* _Task_
Retype the listing verbatim from the line containing "Patent image size: (816, 941)." through the line containing "The rotational axis A is at (361, 403).", both included.

* _Given data_
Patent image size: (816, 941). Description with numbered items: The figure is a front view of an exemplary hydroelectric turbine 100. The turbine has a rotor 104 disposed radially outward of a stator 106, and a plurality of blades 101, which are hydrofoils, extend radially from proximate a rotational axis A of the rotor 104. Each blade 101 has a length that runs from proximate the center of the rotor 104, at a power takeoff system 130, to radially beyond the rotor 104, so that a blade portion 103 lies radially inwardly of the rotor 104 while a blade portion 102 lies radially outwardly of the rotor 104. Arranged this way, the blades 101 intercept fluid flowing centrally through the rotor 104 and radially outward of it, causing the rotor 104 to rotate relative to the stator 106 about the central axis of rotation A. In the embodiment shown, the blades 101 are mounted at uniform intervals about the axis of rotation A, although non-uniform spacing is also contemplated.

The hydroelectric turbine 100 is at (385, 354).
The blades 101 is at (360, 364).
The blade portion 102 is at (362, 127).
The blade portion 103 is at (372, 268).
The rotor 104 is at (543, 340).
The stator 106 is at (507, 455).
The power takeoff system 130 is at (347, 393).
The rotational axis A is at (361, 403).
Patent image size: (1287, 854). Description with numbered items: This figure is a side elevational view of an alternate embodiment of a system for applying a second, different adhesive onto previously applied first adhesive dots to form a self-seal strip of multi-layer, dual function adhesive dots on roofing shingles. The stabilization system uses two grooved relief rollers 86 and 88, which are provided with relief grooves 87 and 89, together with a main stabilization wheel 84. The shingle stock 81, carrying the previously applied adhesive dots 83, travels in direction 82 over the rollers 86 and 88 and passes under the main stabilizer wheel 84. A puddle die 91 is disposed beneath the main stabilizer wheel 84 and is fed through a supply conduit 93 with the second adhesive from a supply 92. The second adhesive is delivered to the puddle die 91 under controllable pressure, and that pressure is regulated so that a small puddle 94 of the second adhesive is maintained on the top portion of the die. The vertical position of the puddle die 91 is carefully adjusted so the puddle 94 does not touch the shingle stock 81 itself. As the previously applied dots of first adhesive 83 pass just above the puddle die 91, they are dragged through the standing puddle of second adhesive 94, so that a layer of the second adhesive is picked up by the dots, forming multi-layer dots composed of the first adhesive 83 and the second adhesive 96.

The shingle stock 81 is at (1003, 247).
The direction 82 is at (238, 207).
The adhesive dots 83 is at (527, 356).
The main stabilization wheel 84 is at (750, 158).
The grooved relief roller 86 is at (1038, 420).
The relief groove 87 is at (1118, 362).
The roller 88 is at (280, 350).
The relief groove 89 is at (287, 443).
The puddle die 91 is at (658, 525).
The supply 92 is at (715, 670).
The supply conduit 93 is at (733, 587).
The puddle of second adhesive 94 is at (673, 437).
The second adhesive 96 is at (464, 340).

==

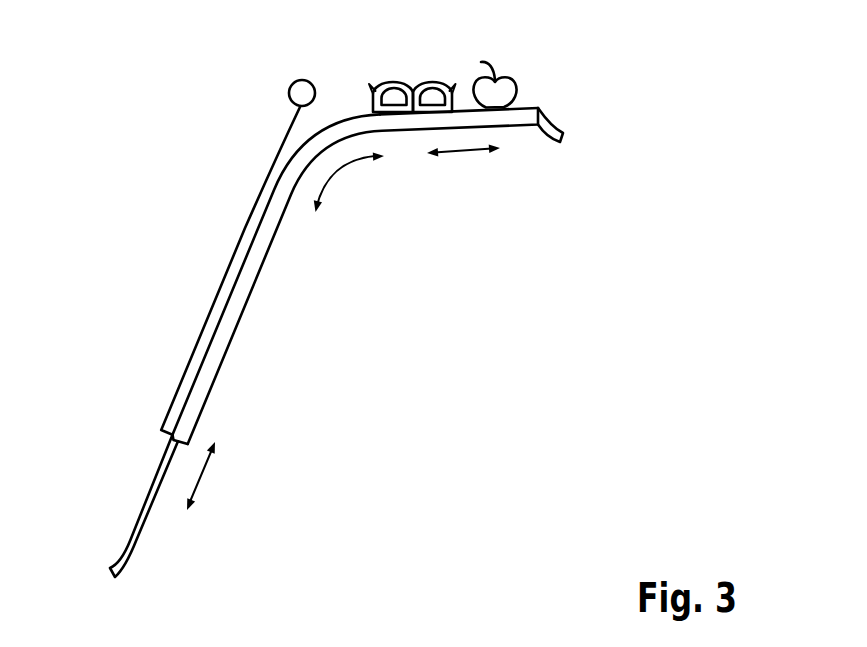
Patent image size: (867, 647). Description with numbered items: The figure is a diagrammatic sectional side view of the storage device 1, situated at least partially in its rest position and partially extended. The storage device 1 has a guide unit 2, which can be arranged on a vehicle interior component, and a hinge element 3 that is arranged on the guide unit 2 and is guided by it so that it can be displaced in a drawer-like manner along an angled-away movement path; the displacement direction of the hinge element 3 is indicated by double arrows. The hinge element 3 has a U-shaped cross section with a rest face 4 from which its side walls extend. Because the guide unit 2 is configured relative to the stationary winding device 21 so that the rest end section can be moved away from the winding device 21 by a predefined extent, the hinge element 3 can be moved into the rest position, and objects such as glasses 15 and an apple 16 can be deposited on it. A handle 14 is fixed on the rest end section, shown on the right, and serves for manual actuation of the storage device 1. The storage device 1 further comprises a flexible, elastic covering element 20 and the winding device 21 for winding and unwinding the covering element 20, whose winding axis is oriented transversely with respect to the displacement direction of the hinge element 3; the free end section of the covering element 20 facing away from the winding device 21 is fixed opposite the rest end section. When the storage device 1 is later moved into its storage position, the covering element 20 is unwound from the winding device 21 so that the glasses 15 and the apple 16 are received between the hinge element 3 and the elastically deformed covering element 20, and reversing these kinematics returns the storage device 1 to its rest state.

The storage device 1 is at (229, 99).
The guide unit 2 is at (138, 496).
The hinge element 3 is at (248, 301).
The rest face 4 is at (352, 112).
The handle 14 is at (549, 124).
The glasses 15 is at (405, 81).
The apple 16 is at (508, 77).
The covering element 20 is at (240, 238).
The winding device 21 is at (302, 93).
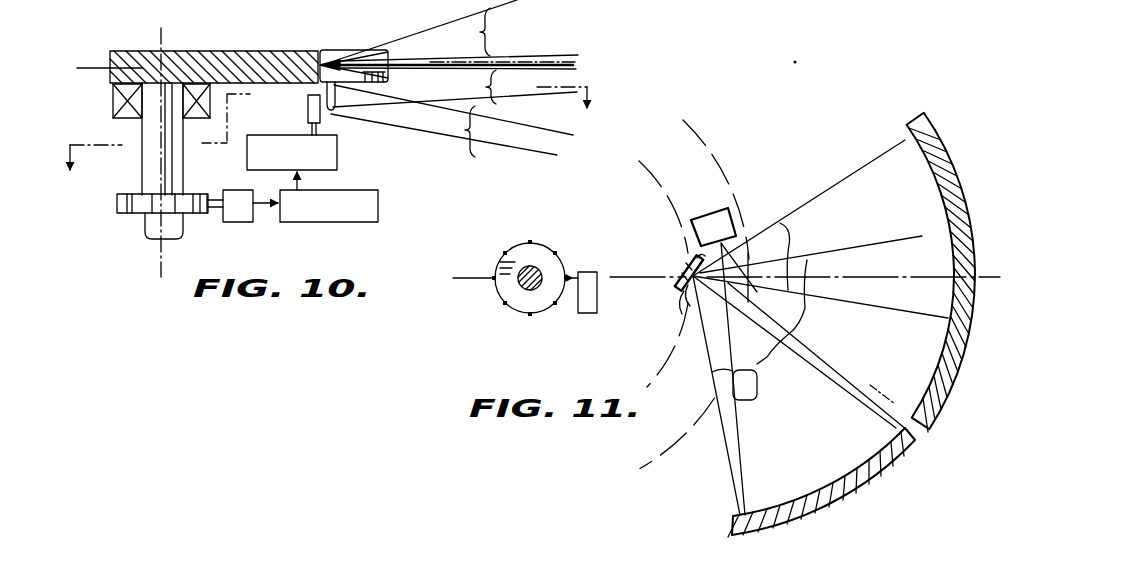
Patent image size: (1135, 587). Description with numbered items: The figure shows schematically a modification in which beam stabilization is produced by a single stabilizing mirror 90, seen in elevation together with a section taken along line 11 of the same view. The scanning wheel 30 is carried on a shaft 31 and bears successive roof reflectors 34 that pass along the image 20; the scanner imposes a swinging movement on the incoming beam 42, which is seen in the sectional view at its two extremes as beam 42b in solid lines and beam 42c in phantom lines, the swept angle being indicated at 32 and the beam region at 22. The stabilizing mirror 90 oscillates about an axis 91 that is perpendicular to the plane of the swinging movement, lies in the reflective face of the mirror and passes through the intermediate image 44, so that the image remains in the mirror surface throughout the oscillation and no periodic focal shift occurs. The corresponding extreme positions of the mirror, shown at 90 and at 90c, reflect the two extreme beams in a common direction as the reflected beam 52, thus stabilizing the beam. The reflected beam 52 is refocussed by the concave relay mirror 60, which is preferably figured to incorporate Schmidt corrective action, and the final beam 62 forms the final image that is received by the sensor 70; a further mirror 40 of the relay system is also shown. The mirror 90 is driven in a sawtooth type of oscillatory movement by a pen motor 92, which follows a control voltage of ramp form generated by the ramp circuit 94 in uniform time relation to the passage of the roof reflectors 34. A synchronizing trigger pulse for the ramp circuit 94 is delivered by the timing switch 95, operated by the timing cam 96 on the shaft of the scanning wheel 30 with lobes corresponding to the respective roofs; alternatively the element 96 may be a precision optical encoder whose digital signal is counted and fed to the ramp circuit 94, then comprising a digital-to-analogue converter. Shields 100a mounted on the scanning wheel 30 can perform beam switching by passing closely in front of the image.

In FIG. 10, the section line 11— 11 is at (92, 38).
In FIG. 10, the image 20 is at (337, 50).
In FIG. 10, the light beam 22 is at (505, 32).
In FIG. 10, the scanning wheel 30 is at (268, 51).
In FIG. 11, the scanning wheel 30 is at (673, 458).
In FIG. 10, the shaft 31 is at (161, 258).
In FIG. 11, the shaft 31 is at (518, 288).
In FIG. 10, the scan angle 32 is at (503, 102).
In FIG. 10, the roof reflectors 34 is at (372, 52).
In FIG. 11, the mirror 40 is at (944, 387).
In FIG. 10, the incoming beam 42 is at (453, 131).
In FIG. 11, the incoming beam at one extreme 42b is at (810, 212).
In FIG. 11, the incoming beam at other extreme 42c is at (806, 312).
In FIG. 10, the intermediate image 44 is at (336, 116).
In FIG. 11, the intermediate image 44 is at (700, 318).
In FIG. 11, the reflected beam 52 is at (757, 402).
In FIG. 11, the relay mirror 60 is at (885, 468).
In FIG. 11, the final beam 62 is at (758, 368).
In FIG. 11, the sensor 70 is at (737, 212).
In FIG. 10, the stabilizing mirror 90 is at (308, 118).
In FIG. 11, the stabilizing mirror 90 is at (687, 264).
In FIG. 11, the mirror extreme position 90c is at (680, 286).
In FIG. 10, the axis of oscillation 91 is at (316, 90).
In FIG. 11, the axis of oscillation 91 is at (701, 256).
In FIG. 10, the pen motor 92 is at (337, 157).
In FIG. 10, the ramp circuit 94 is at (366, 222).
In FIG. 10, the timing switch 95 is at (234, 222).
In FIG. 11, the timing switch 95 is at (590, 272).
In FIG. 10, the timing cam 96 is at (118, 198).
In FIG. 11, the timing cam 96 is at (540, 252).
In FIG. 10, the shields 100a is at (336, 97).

---

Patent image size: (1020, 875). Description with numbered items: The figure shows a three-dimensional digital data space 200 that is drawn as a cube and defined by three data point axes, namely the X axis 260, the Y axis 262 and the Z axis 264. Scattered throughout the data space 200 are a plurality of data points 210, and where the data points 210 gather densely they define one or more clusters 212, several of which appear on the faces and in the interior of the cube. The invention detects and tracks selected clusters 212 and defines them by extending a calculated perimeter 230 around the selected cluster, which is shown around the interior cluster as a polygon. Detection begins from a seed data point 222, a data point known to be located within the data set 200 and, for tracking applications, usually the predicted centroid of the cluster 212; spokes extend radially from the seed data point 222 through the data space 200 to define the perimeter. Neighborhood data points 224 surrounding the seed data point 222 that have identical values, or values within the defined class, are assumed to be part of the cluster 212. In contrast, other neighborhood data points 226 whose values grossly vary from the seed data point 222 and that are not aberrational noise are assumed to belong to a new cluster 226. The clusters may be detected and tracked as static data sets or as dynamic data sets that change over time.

* _Written response_
Patent image size: (816, 941). Description with numbered items: The figure is a front view of an exemplary hydroelectric turbine 100. The turbine has a rotor 104 disposed radially outward of a stator 106, and a plurality of blades 101, which are hydrofoils, extend radially from proximate a rotational axis A of the rotor 104. Each blade 101 has a length that runs from proximate the center of the rotor 104, at a power takeoff system 130, to radially beyond the rotor 104, so that a blade portion 103 lies radially inwardly of the rotor 104 while a blade portion 102 lies radially outwardly of the rotor 104. Arranged this way, the blades 101 intercept fluid flowing centrally through the rotor 104 and radially outward of it, causing the rotor 104 to rotate relative to the stator 106 about the central axis of rotation A. In the embodiment shown, the blades 101 are mounted at uniform intervals about the axis of rotation A, although non-uniform spacing is also contemplated.

The hydroelectric turbine 100 is at (385, 354).
The blades 101 is at (360, 364).
The blade portion 102 is at (362, 127).
The blade portion 103 is at (372, 268).
The rotor 104 is at (543, 340).
The stator 106 is at (507, 455).
The power takeoff system 130 is at (347, 393).
The rotational axis A is at (361, 403).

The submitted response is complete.